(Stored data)
..............................

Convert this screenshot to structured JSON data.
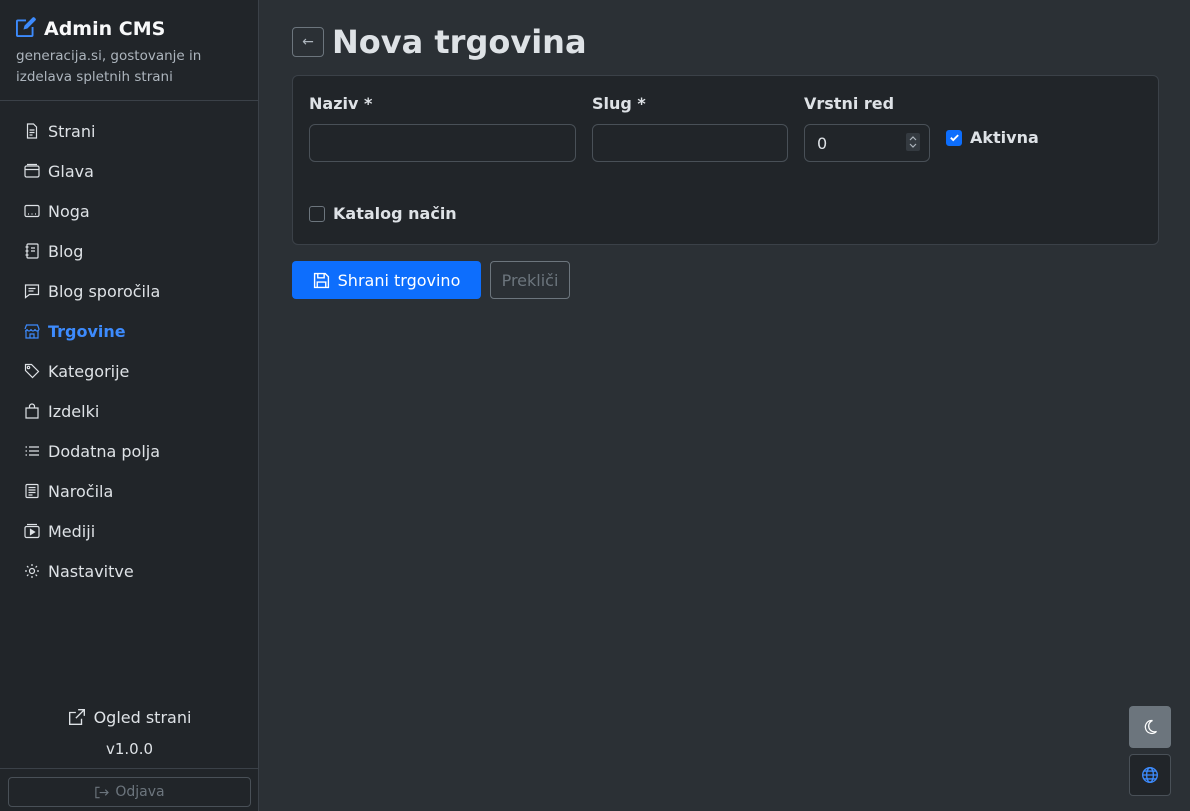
{
  "app": {
    "title": "Admin CMS",
    "subtitle": "generacija.si, gostovanje in izdelava spletnih strani"
  },
  "sidebar": {
    "items": [
      {
        "label": "Strani",
        "icon": "file-text-icon"
      },
      {
        "label": "Glava",
        "icon": "window-icon"
      },
      {
        "label": "Noga",
        "icon": "footer-icon"
      },
      {
        "label": "Blog",
        "icon": "journal-icon"
      },
      {
        "label": "Blog sporočila",
        "icon": "chat-icon"
      },
      {
        "label": "Trgovine",
        "icon": "shop-icon",
        "active": true
      },
      {
        "label": "Kategorije",
        "icon": "tags-icon"
      },
      {
        "label": "Izdelki",
        "icon": "bag-icon"
      },
      {
        "label": "Dodatna polja",
        "icon": "list-icon"
      },
      {
        "label": "Naročila",
        "icon": "receipt-icon"
      },
      {
        "label": "Mediji",
        "icon": "media-icon"
      },
      {
        "label": "Nastavitve",
        "icon": "gear-icon"
      }
    ],
    "view_site": "Ogled strani",
    "version": "v1.0.0",
    "logout": "Odjava"
  },
  "page": {
    "back": "←",
    "title": "Nova trgovina"
  },
  "form": {
    "name_label": "Naziv *",
    "name_value": "",
    "slug_label": "Slug *",
    "slug_value": "",
    "order_label": "Vrstni red",
    "order_value": "0",
    "active_label": "Aktivna",
    "active_checked": true,
    "catalog_label": "Katalog način",
    "catalog_checked": false
  },
  "actions": {
    "save": "Shrani trgovino",
    "cancel": "Prekliči"
  },
  "colors": {
    "accent": "#0d6efd",
    "active_link": "#3d8bfd",
    "background": "#2b3035",
    "sidebar": "#212529"
  }
}
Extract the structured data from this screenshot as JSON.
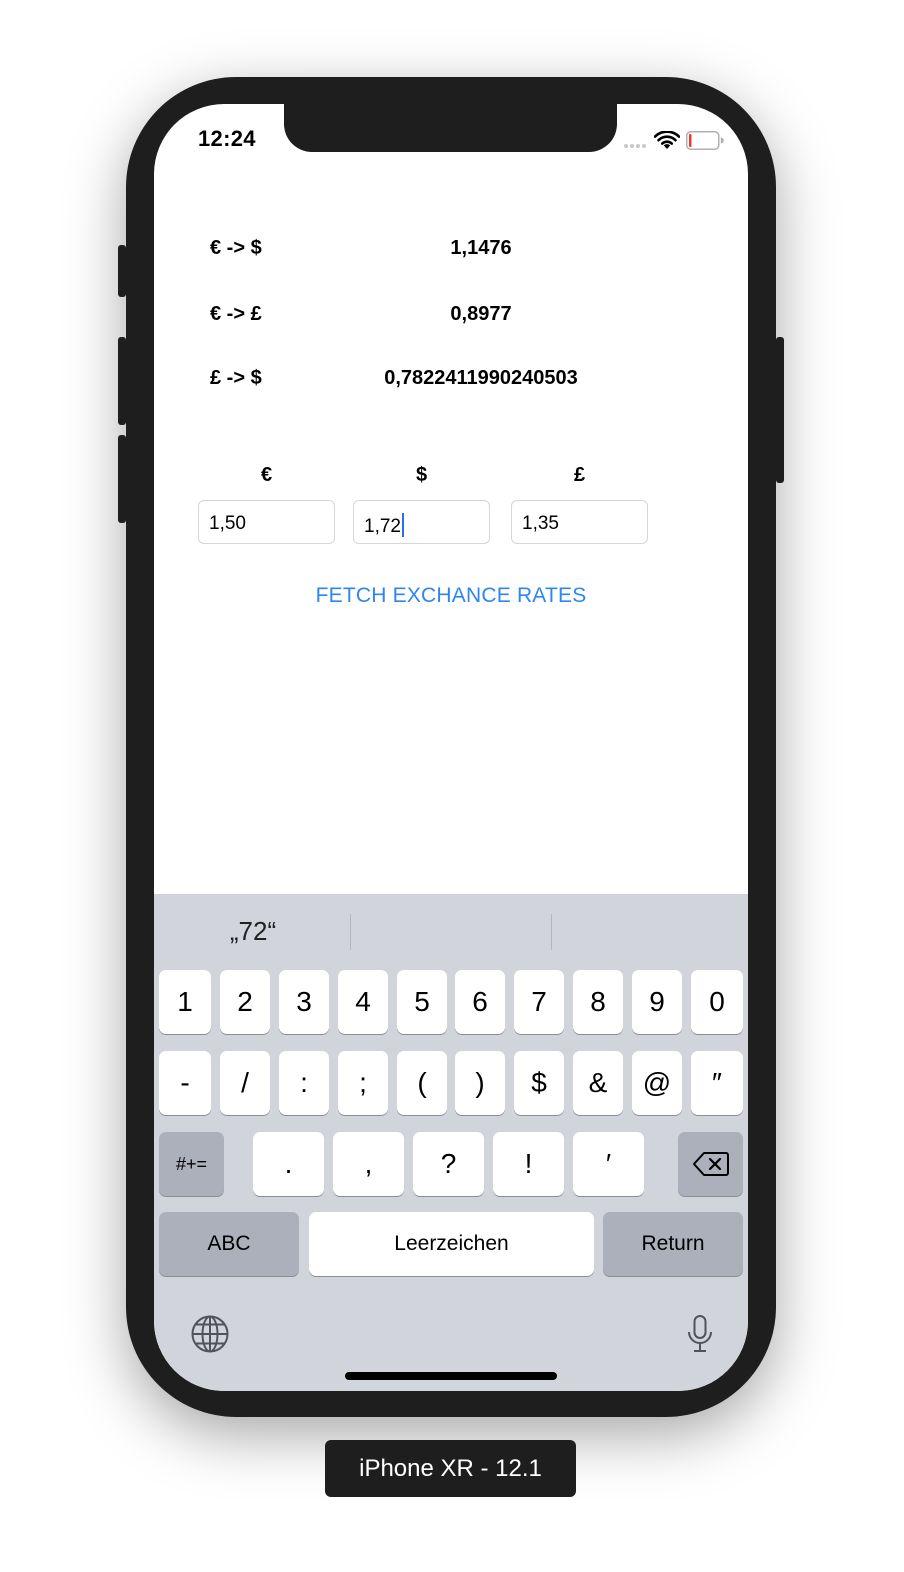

..............................

Repeat the material verbatim. Do not carry over any picture.

Convert this screenshot to structured JSON data.
{
  "app": {
    "title": "Admin CMS",
    "subtitle": "generacija.si, gostovanje in izdelava spletnih strani"
  },
  "sidebar": {
    "items": [
      {
        "label": "Strani",
        "icon": "file-text-icon"
      },
      {
        "label": "Glava",
        "icon": "window-icon"
      },
      {
        "label": "Noga",
        "icon": "footer-icon"
      },
      {
        "label": "Blog",
        "icon": "journal-icon"
      },
      {
        "label": "Blog sporočila",
        "icon": "chat-icon"
      },
      {
        "label": "Trgovine",
        "icon": "shop-icon",
        "active": true
      },
      {
        "label": "Kategorije",
        "icon": "tags-icon"
      },
      {
        "label": "Izdelki",
        "icon": "bag-icon"
      },
      {
        "label": "Dodatna polja",
        "icon": "list-icon"
      },
      {
        "label": "Naročila",
        "icon": "receipt-icon"
      },
      {
        "label": "Mediji",
        "icon": "media-icon"
      },
      {
        "label": "Nastavitve",
        "icon": "gear-icon"
      }
    ],
    "view_site": "Ogled strani",
    "version": "v1.0.0",
    "logout": "Odjava"
  },
  "page": {
    "back": "←",
    "title": "Nova trgovina"
  },
  "form": {
    "name_label": "Naziv *",
    "name_value": "",
    "slug_label": "Slug *",
    "slug_value": "",
    "order_label": "Vrstni red",
    "order_value": "0",
    "active_label": "Aktivna",
    "active_checked": true,
    "catalog_label": "Katalog način",
    "catalog_checked": false
  },
  "actions": {
    "save": "Shrani trgovino",
    "cancel": "Prekliči"
  },
  "colors": {
    "accent": "#0d6efd",
    "active_link": "#3d8bfd",
    "background": "#2b3035",
    "sidebar": "#212529"
  }
}
Extract the structured data from this screenshot as JSON.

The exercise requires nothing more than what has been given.